_REQUIRED TASK 1:_
Answer these from the yoga blog post:
(a) Where did the writer work alongside a couple of yoga teachers?
(b) What theory did the writer and the others come up with about bending, weeding, standing and hoeing?
(c) What did the instructor keep reminding the class to witness?
_REQUIRED TASK 2:_
Reproduce word for word the stretch of the yoga blog post that begins at the words "I used to work" and stops after the words "Fat Elvis Paradigm.)".

_DOCUMENT EXCERPT:_
- - -

Saturday, January 16, 2010
Cellular Accounting (Yogic Integers)
I used to work on a farm with a couple yoga teachers, and they'd stop in the row and teach us some stretches. We came up with the theory of "opposite yoga postures" with regard to bending and weeding or standing and hoeing -- basically mixing up the effort to not get all bunched up and knotted. Some tension. Some release. I went to a yoga class this morning. My first. The class was just the thing. A vacation from the self. A deep-breathing encounter with all the inconvenient truths of the body and the mind. There's some deep-tissue reckoning that needs to be made. The instructor kept reminding us to witness the body, the breath, the surge and flow of it all. (I've witnessed the body plenty, I think. It all comes back to the Fat Elvis Paradigm.)

- - -

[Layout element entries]
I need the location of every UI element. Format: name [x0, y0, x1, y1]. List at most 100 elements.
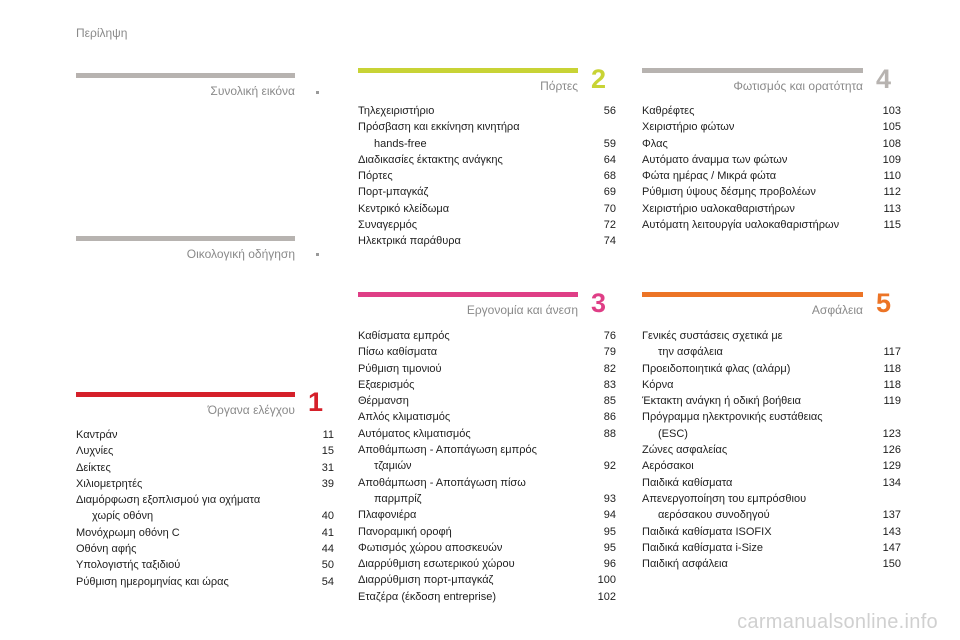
toc-entry-label: Μονόχρωμη οθόνη C [76, 525, 304, 541]
toc-entry-page: 117 [883, 346, 901, 359]
toc-entry-label-line1: Καθίσματα εμπρός [358, 330, 450, 342]
toc-entry[interactable]: Πόρτες 68 [358, 168, 616, 184]
toc-entry[interactable]: Γενικές συστάσεις σχετικά με την ασφάλεια… [642, 328, 901, 361]
toc-entry[interactable]: Πλαφονιέρα 94 [358, 507, 616, 523]
toc-entry-label: Πρόγραμμα ηλεκτρονικής ευστάθειας (ESC) [642, 409, 871, 442]
toc-entry-label-line1: Μονόχρωμη οθόνη C [76, 526, 180, 539]
toc-entry[interactable]: Απλός κλιματισμός 86 [358, 409, 616, 425]
lighting-title[interactable]: Φωτισμός και ορατότητα [733, 79, 863, 93]
toc-entry[interactable]: Πίσω καθίσματα 79 [358, 344, 616, 360]
toc-entry-page: 15 [321, 445, 334, 458]
toc-entry[interactable]: Φλας 108 [642, 136, 901, 152]
toc-entry-label: Οθόνη αφής [76, 541, 304, 557]
toc-entry[interactable]: Χιλιομετρητές 39 [76, 476, 334, 492]
controls-bar [76, 392, 295, 397]
toc-entry[interactable]: Παιδικά καθίσματα i-Size 147 [642, 540, 901, 556]
toc-entry[interactable]: Αυτόματη λειτουργία υαλοκαθαριστήρων 115 [642, 217, 901, 233]
toc-entry-page: 134 [882, 476, 901, 489]
controls-title[interactable]: Όργανα ελέγχου [207, 403, 295, 417]
toc-entry[interactable]: Πρόγραμμα ηλεκτρονικής ευστάθειας (ESC) 12… [642, 409, 901, 442]
toc-entry[interactable]: Προειδοποιητικά φλας (αλάρμ) 118 [642, 361, 901, 377]
toc-entry[interactable]: Παιδική ασφάλεια 150 [642, 556, 901, 572]
toc-entry[interactable]: Πανοραμική οροφή 95 [358, 524, 616, 540]
toc-entry[interactable]: Καντράν 11 [76, 427, 334, 443]
eco-title[interactable]: Οικολογική οδήγηση [186, 247, 295, 261]
toc-entry[interactable]: Χειριστήριο υαλοκαθαριστήρων 113 [642, 201, 901, 217]
toc-entry-label-line1: Πίσω καθίσματα [358, 346, 438, 359]
toc-entry[interactable]: Κόρνα 118 [642, 377, 901, 393]
toc-entry-page: 113 [883, 202, 901, 215]
toc-entry[interactable]: Παιδικά καθίσματα ISOFIX 143 [642, 524, 901, 540]
toc-entry-page: 118 [883, 362, 901, 375]
toc-entry-label: Έκτακτη ανάγκη ή οδική βοήθεια [642, 393, 871, 409]
toc-entry-page: 94 [603, 509, 616, 522]
toc-entry[interactable]: Διαρρύθμιση πορτ-μπαγκάζ 100 [358, 572, 616, 588]
toc-entry[interactable]: Διαδικασίες έκτακτης ανάγκης 64 [358, 152, 616, 168]
toc-entry-page: 137 [882, 509, 901, 522]
toc-entry-label: Συναγερμός [358, 217, 586, 233]
toc-entry-label: Λυχνίες [76, 443, 304, 459]
controls-entries: Καντράν 11 Λυχνίες 15 Δείκτες 31 Χιλιομετρητές… [76, 427, 334, 590]
toc-entry[interactable]: Διαρρύθμιση εσωτερικού χώρου 96 [358, 556, 616, 572]
safety-title[interactable]: Ασφάλεια [811, 303, 863, 317]
toc-entry[interactable]: Υπολογιστής ταξιδιού 50 [76, 557, 334, 573]
toc-entry[interactable]: Φώτα ημέρας / Μικρά φώτα 110 [642, 168, 901, 184]
toc-entry-label: Φλας [642, 136, 871, 152]
toc-entry-label-line1: Πορτ-μπαγκάζ [358, 186, 429, 199]
eco-bar [76, 236, 295, 241]
toc-entry-page: 110 [883, 170, 901, 183]
toc-entry[interactable]: Εταζέρα (έκδοση entreprise) 102 [358, 589, 616, 605]
toc-entry[interactable]: Αυτόματο άναμμα των φώτων 109 [642, 152, 901, 168]
toc-entry-label-line1: Συναγερμός [358, 219, 418, 232]
toc-entry[interactable]: Οθόνη αφής 44 [76, 541, 334, 557]
toc-entry-page: 64 [603, 153, 616, 166]
toc-entry[interactable]: Τηλεχειριστήριο 56 [358, 103, 616, 119]
toc-entry[interactable]: Αυτόματος κλιματισμός 88 [358, 426, 616, 442]
toc-entry[interactable]: Αποθάμπωση - Αποπάγωση πίσω παρμπρίζ 93 [358, 475, 616, 508]
toc-entry-label-line1: Κεντρικό κλείδωμα [358, 202, 450, 215]
toc-entry[interactable]: Ηλεκτρικά παράθυρα 74 [358, 233, 616, 249]
toc-entry-label-line1: Παιδικά καθίσματα ISOFIX [642, 525, 772, 538]
toc-entry[interactable]: Θέρμανση 85 [358, 393, 616, 409]
toc-entry[interactable]: Φωτισμός χώρου αποσκευών 95 [358, 540, 616, 556]
toc-entry[interactable]: Πορτ-μπαγκάζ 69 [358, 184, 616, 200]
toc-entry-label-line1: Διαρρύθμιση εσωτερικού χώρου [358, 558, 515, 571]
toc-entry[interactable]: Λυχνίες 15 [76, 443, 334, 459]
toc-entry-label-line2: παρμπρίζ [374, 492, 422, 505]
doors-title[interactable]: Πόρτες [540, 79, 578, 93]
toc-entry[interactable]: Δείκτες 31 [76, 460, 334, 476]
toc-entry[interactable]: Ρύθμιση ημερομηνίας και ώρας 54 [76, 574, 334, 590]
doors-number: 2 [591, 64, 607, 94]
toc-entry-label: Εταζέρα (έκδοση entreprise) [358, 589, 586, 605]
toc-entry-label: Πορτ-μπαγκάζ [358, 184, 586, 200]
toc-entry[interactable]: Αποθάμπωση - Αποπάγωση εμπρός τζαμιών 92 [358, 442, 616, 475]
toc-entry[interactable]: Χειριστήριο φώτων 105 [642, 119, 901, 135]
toc-entry[interactable]: Αερόσακοι 129 [642, 458, 901, 474]
overview-bar [76, 73, 295, 78]
toc-entry-label: Διαμόρφωση εξοπλισμού για οχήματα χωρίς ο… [76, 492, 304, 525]
toc-entry[interactable]: Εξαερισμός 83 [358, 377, 616, 393]
toc-entry-page: 88 [603, 427, 616, 440]
toc-entry-label-line1: Αυτόματη λειτουργία υαλοκαθαριστήρων [642, 219, 840, 232]
toc-entry-label-line1: Διαμόρφωση εξοπλισμού για οχήματα [76, 494, 261, 507]
toc-entry[interactable]: Ρύθμιση ύψους δέσμης προβολέων 112 [642, 184, 901, 200]
toc-entry[interactable]: Έκτακτη ανάγκη ή οδική βοήθεια 119 [642, 393, 901, 409]
toc-entry[interactable]: Παιδικά καθίσματα 134 [642, 475, 901, 491]
toc-entry[interactable]: Μονόχρωμη οθόνη C 41 [76, 525, 334, 541]
toc-entry-page: 50 [321, 559, 334, 572]
toc-entry[interactable]: Ρύθμιση τιμονιού 82 [358, 361, 616, 377]
ergonomics-title[interactable]: Εργονομία και άνεση [466, 303, 578, 317]
toc-entry[interactable]: Συναγερμός 72 [358, 217, 616, 233]
toc-entry[interactable]: Απενεργοποίηση του εμπρόσθιου αερόσακου σ… [642, 491, 901, 524]
toc-entry-label: Θέρμανση [358, 393, 586, 409]
toc-entry[interactable]: Καθίσματα εμπρός 76 [358, 328, 616, 344]
toc-entry[interactable]: Διαμόρφωση εξοπλισμού για οχήματα χωρίς ο… [76, 492, 334, 525]
toc-entry-label-line1: Διαδικασίες έκτακτης ανάγκης [358, 153, 503, 166]
overview-title[interactable]: Συνολική εικόνα [210, 84, 295, 98]
toc-entry[interactable]: Καθρέφτες 103 [642, 103, 901, 119]
toc-entry[interactable]: Πρόσβαση και εκκίνηση κινητήρα hands-free… [358, 119, 616, 152]
toc-entry[interactable]: Ζώνες ασφαλείας 126 [642, 442, 901, 458]
toc-entry-label-line1: Ρύθμιση ύψους δέσμης προβολέων [642, 186, 816, 199]
toc-entry-label: Κόρνα [642, 377, 871, 393]
toc-entry[interactable]: Κεντρικό κλείδωμα 70 [358, 201, 616, 217]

- - -

_WRITTEN SOLUTION 1:_
(a) On a farm.
(b) The theory of "opposite yoga postures."
(c) The body, the breath, the surge and flow of it all.

_WRITTEN SOLUTION 2:_
I used to work on a farm with a couple yoga teachers, and they'd stop in the row and teach us some stretches. We came up with the theory of "opposite yoga postures" with regard to bending and weeding or standing and hoeing -- basically mixing up the effort to not get all bunched up and knotted. Some tension. Some release. I went to a yoga class this morning. My first. The class was just the thing. A vacation from the self. A deep-breathing encounter with all the inconvenient truths of the body and the mind. There's some deep-tissue reckoning that needs to be made. The instructor kept reminding us to witness the body, the breath, the surge and flow of it all. (I've witnessed the body plenty, I think. It all comes back to the Fat Elvis Paradigm.)